Excerpted records
------------------------------------
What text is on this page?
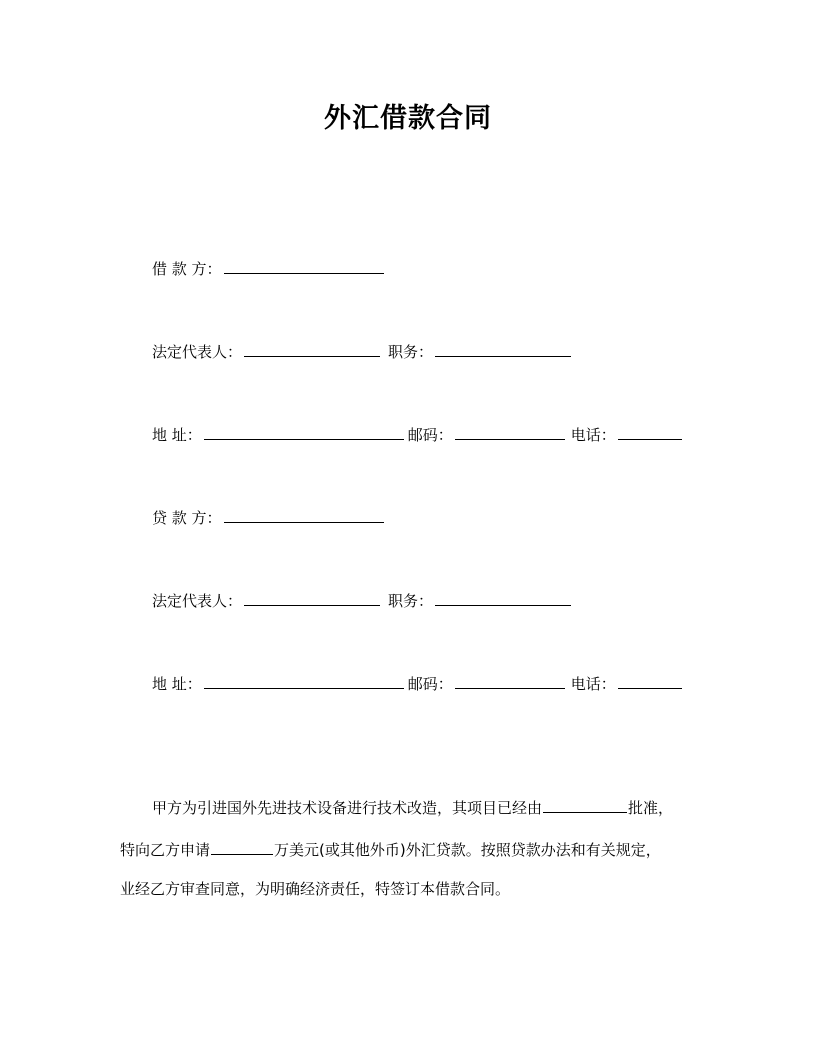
外汇借款合同
借 款 方：
法定代表人：	职务：
地 址：	邮码：	电话：
贷 款 方：
法定代表人：	职务：
地 址：	邮码：	电话：
甲方为引进国外先进技术设备进行技术改造，其项目已经由	批准，
特向乙方申请	万美元(或其他外币)外汇贷款。按照贷款办法和有关规定，
业经乙方审查同意，为明确经济责任，特签订本借款合同。
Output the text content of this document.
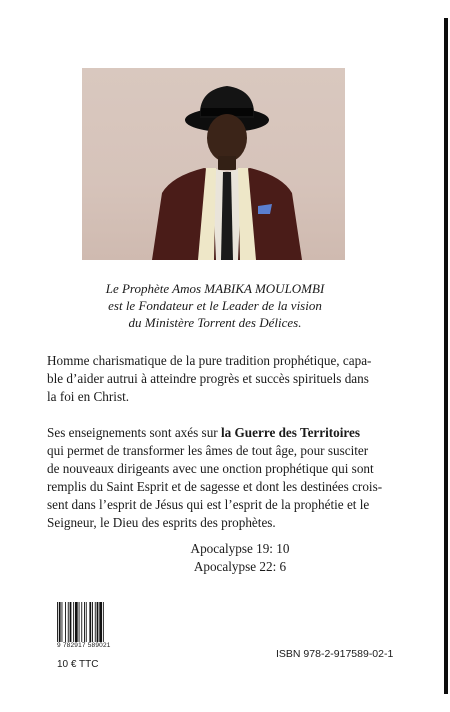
Le Prophète Amos MABIKA MOULOMBI
est le Fondateur et le Leader de la vision
du Ministère Torrent des Délices.
Homme charismatique de la pure tradition prophétique, capa-
ble d’aider autrui à atteindre progrès et succès spirituels dans
la foi en Christ.
Ses enseignements sont axés sur la Guerre des Territoires
qui permet de transformer les âmes de tout âge, pour susciter
de nouveaux dirigeants avec une onction prophétique qui sont
remplis du Saint Esprit et de sagesse et dont les destinées crois-
sent dans l’esprit de Jésus qui est l’esprit de la prophétie et le
Seigneur, le Dieu des esprits des prophètes.
Apocalypse 19: 10
Apocalypse 22: 6
9 782917 589021
10 € TTC
ISBN 978-2-917589-02-1
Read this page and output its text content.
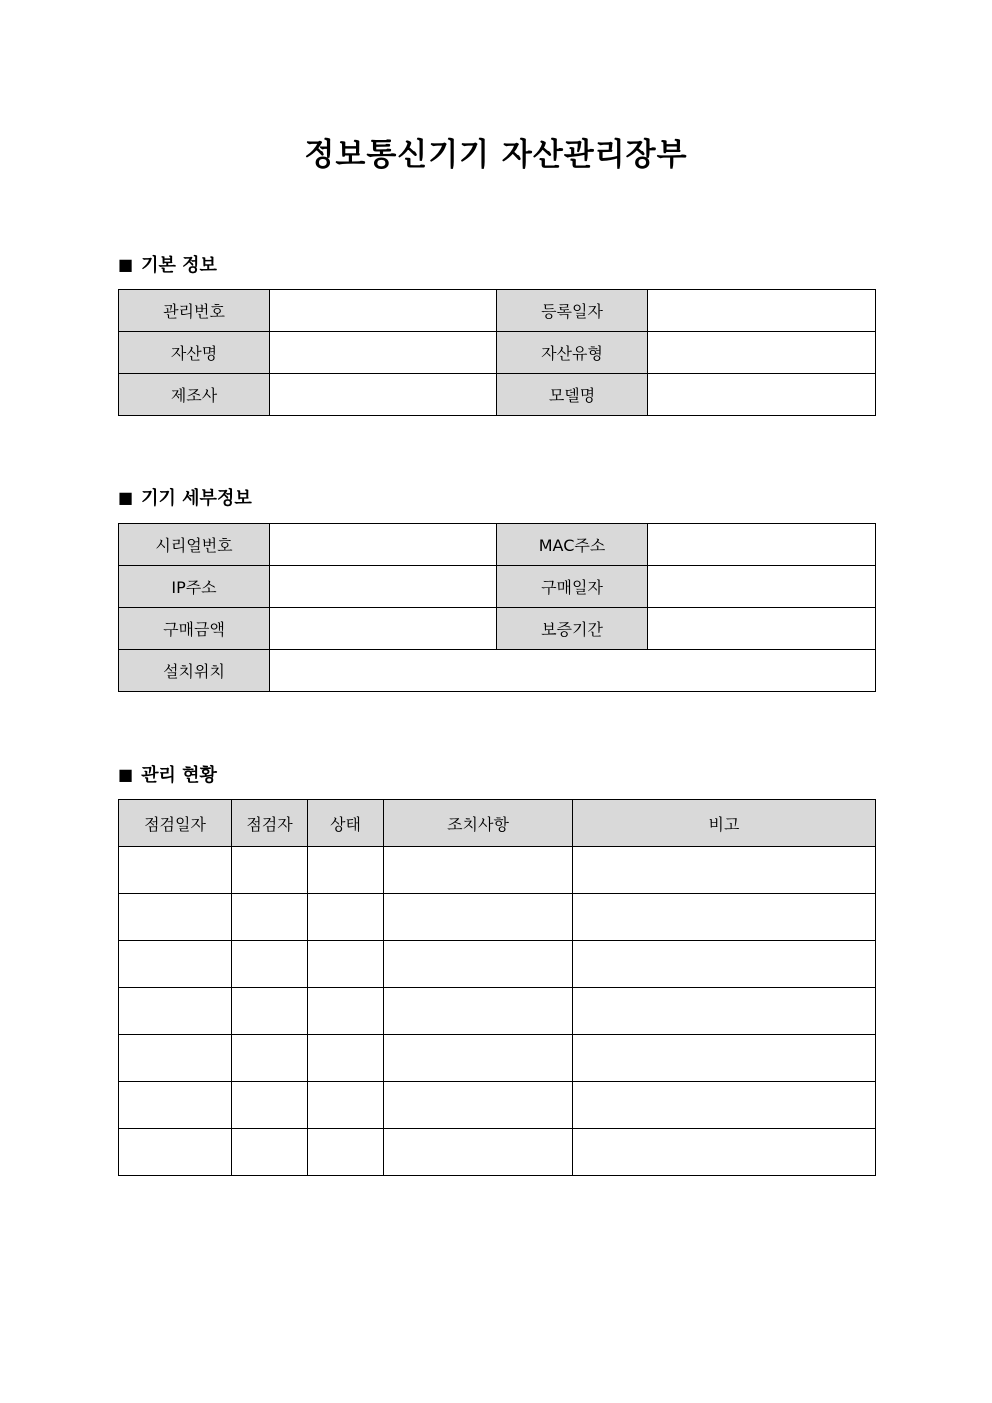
정보통신기기 자산관리장부
■ 기본 정보
관리번호		등록일자	
자산명		자산유형	
제조사		모델명	
■ 기기 세부정보
시리얼번호		MAC주소	
IP주소		구매일자	
구매금액		보증기간	
설치위치			
■ 관리 현황
점검일자	점검자	상태	조치사항	비고
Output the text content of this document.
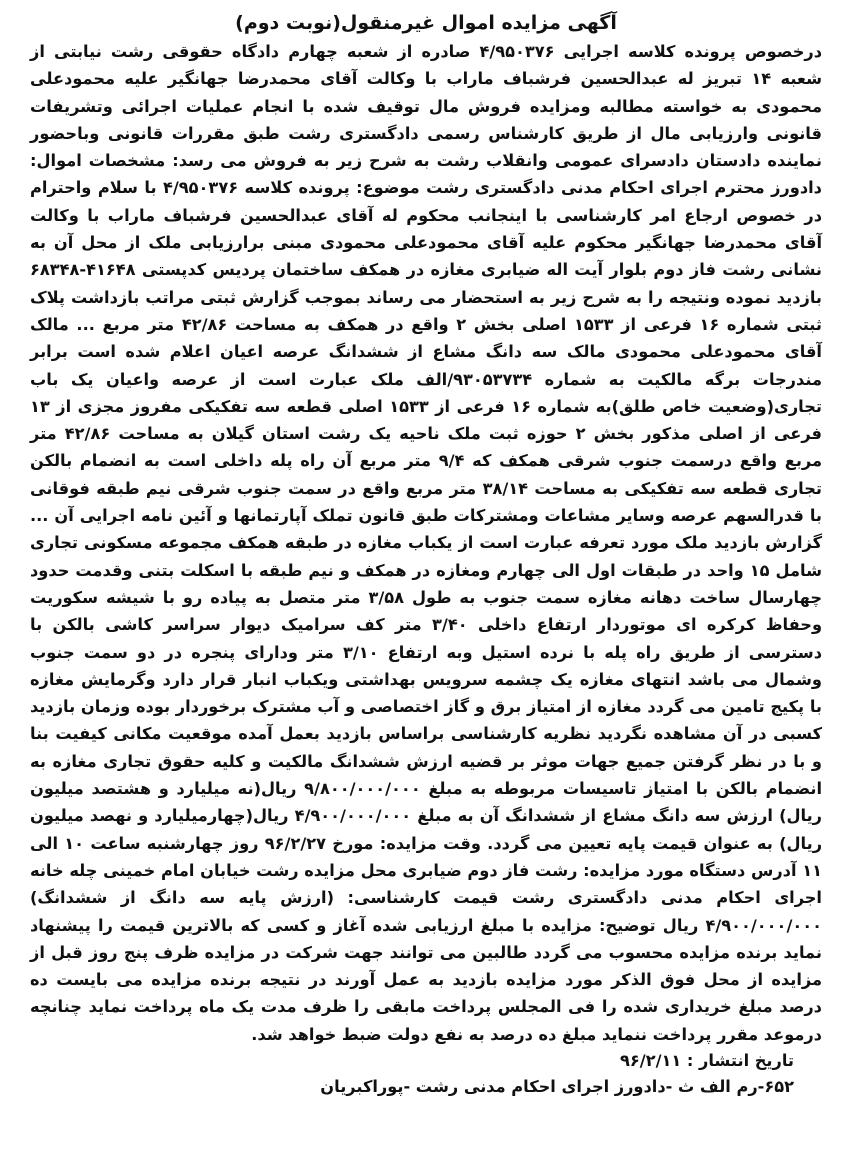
آگهی مزایده اموال غیرمنقول(نوبت دوم)

درخصوص پرونده کلاسه اجرایی ۴/۹۵۰۳۷۶ صادره از شعبه چهارم دادگاه حقوقی رشت نیابتی از شعبه ۱۴ تبریز له عبدالحسین فرشباف ماراب با وکالت آقای محمدرضا جهانگیر علیه محمودعلی محمودی به خواسته مطالبه ومزایده فروش مال توقیف شده با انجام عملیات اجرائی وتشریفات قانونی وارزیابی مال از طریق کارشناس رسمی دادگستری رشت طبق مقررات قانونی وباحضور نماینده دادستان دادسرای عمومی وانقلاب رشت به شرح زیر به فروش می رسد: مشخصات اموال: دادورز محترم اجرای احکام مدنی دادگستری رشت موضوع: پرونده کلاسه ۴/۹۵۰۳۷۶ با سلام واحترام در خصوص ارجاع امر کارشناسی با اینجانب محکوم له آقای عبدالحسین فرشباف ماراب با وکالت آقای محمدرضا جهانگیر محکوم علیه آقای محمودعلی محمودی مبنی برارزیابی ملک از محل آن به نشانی رشت فاز دوم بلوار آیت اله ضیابری مغازه در همکف ساختمان پردیس کدپستی ۴۱۶۴۸-۶۸۳۴۸ بازدید نموده ونتیجه را به شرح زیر به استحضار می رساند بموجب گزارش ثبتی مراتب بازداشت پلاک ثبتی شماره ۱۶ فرعی از ۱۵۳۳ اصلی بخش ۲ واقع در همکف به مساحت ۴۲/۸۶ متر مربع ... مالک آقای محمودعلی محمودی مالک سه دانگ مشاع از ششدانگ عرصه اعیان اعلام شده است برابر مندرجات برگه مالکیت به شماره ۹۳۰۵۳۷۳۴/الف ملک عبارت است از عرصه واعیان یک باب تجاری(وضعیت خاص طلق)به شماره ۱۶ فرعی از ۱۵۳۳ اصلی قطعه سه تفکیکی مفروز مجزی از ۱۳ فرعی از اصلی مذکور بخش ۲ حوزه ثبت ملک ناحیه یک رشت استان گیلان به مساحت ۴۲/۸۶ متر مربع واقع درسمت جنوب شرقی همکف که ۹/۴ متر مربع آن راه پله داخلی است به انضمام بالکن تجاری قطعه سه تفکیکی به مساحت ۳۸/۱۴ متر مربع واقع در سمت جنوب شرقی نیم طبقه فوقانی با قدرالسهم عرصه وسایر مشاعات ومشترکات طبق قانون تملک آپارتمانها و آئین نامه اجرایی آن ... گزارش بازدید ملک مورد تعرفه عبارت است از یکباب مغازه در طبقه همکف مجموعه مسکونی تجاری شامل ۱۵ واحد در طبقات اول الی چهارم ومغازه در همکف و نیم طبقه با اسکلت بتنی وقدمت حدود چهارسال ساخت دهانه مغازه سمت جنوب به طول ۳/۵۸ متر متصل به پیاده رو با شیشه سکوریت وحفاظ کرکره ای موتوردار ارتفاع داخلی ۳/۴۰ متر کف سرامیک دیوار سراسر کاشی بالکن با دسترسی از طریق راه پله با نرده استیل وبه ارتفاع ۳/۱۰ متر ودارای پنجره در دو سمت جنوب وشمال می باشد انتهای مغازه یک چشمه سرویس بهداشتی ویکباب انبار قرار دارد وگرمایش مغازه با پکیج تامین می گردد مغازه از امتیاز برق و گاز اختصاصی و آب مشترک برخوردار بوده وزمان بازدید کسبی در آن مشاهده نگردید نظریه کارشناسی براساس بازدید بعمل آمده موقعیت مکانی کیفیت بنا و با در نظر گرفتن جمیع جهات موثر بر قضیه ارزش ششدانگ مالکیت و کلیه حقوق تجاری مغازه به انضمام بالکن با امتیاز تاسیسات مربوطه به مبلغ ۹/۸۰۰/۰۰۰/۰۰۰ ریال(نه میلیارد و هشتصد میلیون ریال) ارزش سه دانگ مشاع از ششدانگ آن به مبلغ ۴/۹۰۰/۰۰۰/۰۰۰ ریال(چهارمیلیارد و نهصد میلیون ریال) به عنوان قیمت پایه تعیین می گردد. وقت مزایده: مورخ ۹۶/۲/۲۷ روز چهارشنبه ساعت ۱۰ الی ۱۱ آدرس دستگاه مورد مزایده: رشت فاز دوم ضیابری محل مزایده رشت خیابان امام خمینی چله خانه اجرای احکام مدنی دادگستری رشت قیمت کارشناسی: (ارزش پایه سه دانگ از ششدانگ) ۴/۹۰۰/۰۰۰/۰۰۰ ریال توضیح: مزایده با مبلغ ارزیابی شده آغاز و کسی که بالاترین قیمت را پیشنهاد نماید برنده مزایده محسوب می گردد طالبین می توانند جهت شرکت در مزایده ظرف پنج روز قبل از مزایده از محل فوق الذکر مورد مزایده بازدید به عمل آورند در نتیجه برنده مزایده می بایست ده درصد مبلغ خریداری شده را فی المجلس پرداخت مابقی را ظرف مدت یک ماه پرداخت نماید چنانچه درموعد مقرر پرداخت ننماید مبلغ ده درصد به نفع دولت ضبط خواهد شد.

تاریخ انتشار : ۹۶/۲/۱۱
۶۵۲-رم الف ث -دادورز اجرای احکام مدنی رشت -پوراکبریان
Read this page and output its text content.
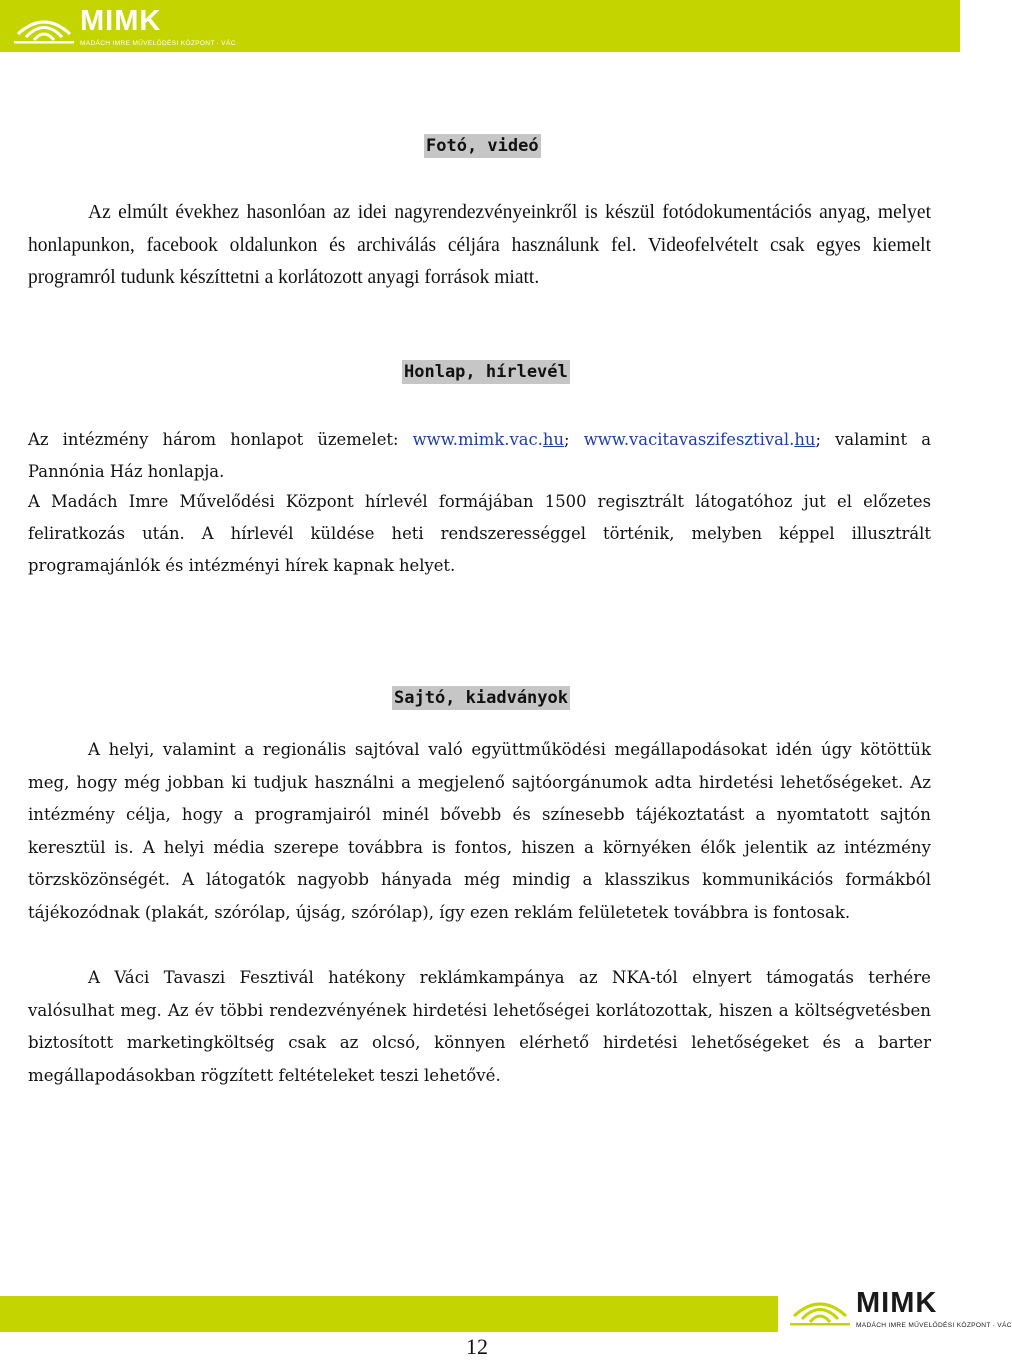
MIMK
MADÁCH IMRE MŰVELŐDÉSI KÖZPONT · VÁC
Fotó, videó
Az elmúlt évekhez hasonlóan az idei nagyrendezvényeinkről is készül fotódokumentációs anyag, melyet honlapunkon, facebook oldalunkon és archiválás céljára használunk fel. Videofelvételt csak egyes kiemelt programról tudunk készíttetni a korlátozott anyagi források miatt.
Honlap, hírlevél
Az intézmény három honlapot üzemelet: www.mimk.vac.hu; www.vacitavaszifesztival.hu; valamint a Pannónia Ház honlapja.
A Madách Imre Művelődési Központ hírlevél formájában 1500 regisztrált látogatóhoz jut el előzetes feliratkozás után. A hírlevél küldése heti rendszerességgel történik, melyben képpel illusztrált programajánlók és intézményi hírek kapnak helyet.
Sajtó, kiadványok
A helyi, valamint a regionális sajtóval való együttműködési megállapodásokat idén úgy kötöttük meg, hogy még jobban ki tudjuk használni a megjelenő sajtóorgánumok adta hirdetési lehetőségeket. Az intézmény célja, hogy a programjairól minél bővebb és színesebb tájékoztatást a nyomtatott sajtón keresztül is. A helyi média szerepe továbbra is fontos, hiszen a környéken élők jelentik az intézmény törzsközönségét. A látogatók nagyobb hányada még mindig a klasszikus kommunikációs formákból tájékozódnak (plakát, szórólap, újság, szórólap), így ezen reklám felületetek továbbra is fontosak.
A Váci Tavaszi Fesztivál hatékony reklámkampánya az NKA-tól elnyert támogatás terhére valósulhat meg. Az év többi rendezvényének hirdetési lehetőségei korlátozottak, hiszen a költségvetésben biztosított marketingköltség csak az olcsó, könnyen elérhető hirdetési lehetőségeket és a barter megállapodásokban rögzített feltételeket teszi lehetővé.
MIMK
MADÁCH IMRE MŰVELŐDÉSI KÖZPONT · VÁC
12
------------------------------------
Written problem
Report how many lines of the records above contain the word "hírlevél", and give only that number.

Exercise solution
2